_TASK BRIEF_:
Return the data unchanged, from its first line through the line containing "alert-screenshot: Memory game", with both of those lines included.

_TASK MATERIAL_:
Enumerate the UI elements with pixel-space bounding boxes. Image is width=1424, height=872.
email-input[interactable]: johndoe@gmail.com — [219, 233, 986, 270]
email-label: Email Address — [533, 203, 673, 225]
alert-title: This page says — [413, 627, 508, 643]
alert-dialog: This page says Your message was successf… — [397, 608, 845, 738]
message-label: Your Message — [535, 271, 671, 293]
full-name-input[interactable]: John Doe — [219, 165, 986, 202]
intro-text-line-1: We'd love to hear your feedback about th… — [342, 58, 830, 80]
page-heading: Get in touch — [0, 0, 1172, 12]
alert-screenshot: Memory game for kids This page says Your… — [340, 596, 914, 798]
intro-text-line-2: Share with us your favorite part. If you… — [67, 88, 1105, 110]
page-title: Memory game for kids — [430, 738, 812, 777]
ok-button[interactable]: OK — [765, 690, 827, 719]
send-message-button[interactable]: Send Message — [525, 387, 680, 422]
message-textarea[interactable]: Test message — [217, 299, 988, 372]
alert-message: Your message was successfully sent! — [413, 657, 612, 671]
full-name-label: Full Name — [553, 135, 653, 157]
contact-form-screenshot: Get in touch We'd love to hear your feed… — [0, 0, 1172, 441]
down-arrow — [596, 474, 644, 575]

_EXERCISE RESULT_:
Enumerate the UI elements with pixel-space bounding boxes. Image is width=1424, height=872.
email-input[interactable]: johndoe@gmail.com — [219, 233, 986, 270]
email-label: Email Address — [533, 203, 673, 225]
alert-title: This page says — [413, 627, 508, 643]
alert-dialog: This page says Your message was successf… — [397, 608, 845, 738]
message-label: Your Message — [535, 271, 671, 293]
full-name-input[interactable]: John Doe — [219, 165, 986, 202]
intro-text-line-1: We'd love to hear your feedback about th… — [342, 58, 830, 80]
page-heading: Get in touch — [0, 0, 1172, 12]
alert-screenshot: Memory game for kids This page says Your… — [340, 596, 914, 798]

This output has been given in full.